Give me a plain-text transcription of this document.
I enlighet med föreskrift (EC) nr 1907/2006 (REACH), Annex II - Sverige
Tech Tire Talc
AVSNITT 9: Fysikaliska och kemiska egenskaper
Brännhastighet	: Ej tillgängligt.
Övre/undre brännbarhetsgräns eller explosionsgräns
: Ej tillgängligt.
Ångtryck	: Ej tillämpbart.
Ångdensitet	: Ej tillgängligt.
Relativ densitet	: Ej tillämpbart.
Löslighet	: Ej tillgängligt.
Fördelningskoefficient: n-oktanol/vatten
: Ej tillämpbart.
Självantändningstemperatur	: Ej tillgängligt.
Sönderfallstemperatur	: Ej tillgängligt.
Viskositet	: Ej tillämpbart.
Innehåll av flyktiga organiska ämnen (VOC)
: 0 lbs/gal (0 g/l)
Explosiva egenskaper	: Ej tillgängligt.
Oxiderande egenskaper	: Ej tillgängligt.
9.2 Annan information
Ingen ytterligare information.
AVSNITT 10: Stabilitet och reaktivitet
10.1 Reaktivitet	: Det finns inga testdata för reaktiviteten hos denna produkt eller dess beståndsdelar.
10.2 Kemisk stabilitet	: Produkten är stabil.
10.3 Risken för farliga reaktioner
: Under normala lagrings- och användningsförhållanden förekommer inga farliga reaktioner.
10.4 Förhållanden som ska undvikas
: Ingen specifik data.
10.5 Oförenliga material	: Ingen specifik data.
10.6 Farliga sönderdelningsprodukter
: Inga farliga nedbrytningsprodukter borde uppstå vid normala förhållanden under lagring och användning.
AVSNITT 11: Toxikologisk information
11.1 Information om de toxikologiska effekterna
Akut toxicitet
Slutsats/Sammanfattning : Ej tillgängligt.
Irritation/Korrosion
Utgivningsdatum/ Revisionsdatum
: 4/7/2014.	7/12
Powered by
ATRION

══════════

OBJECTIVE
Exactly how many lines in the data above contain the word "reaktioner"? Respond with the number and nothing more.

FINISHED TASK
2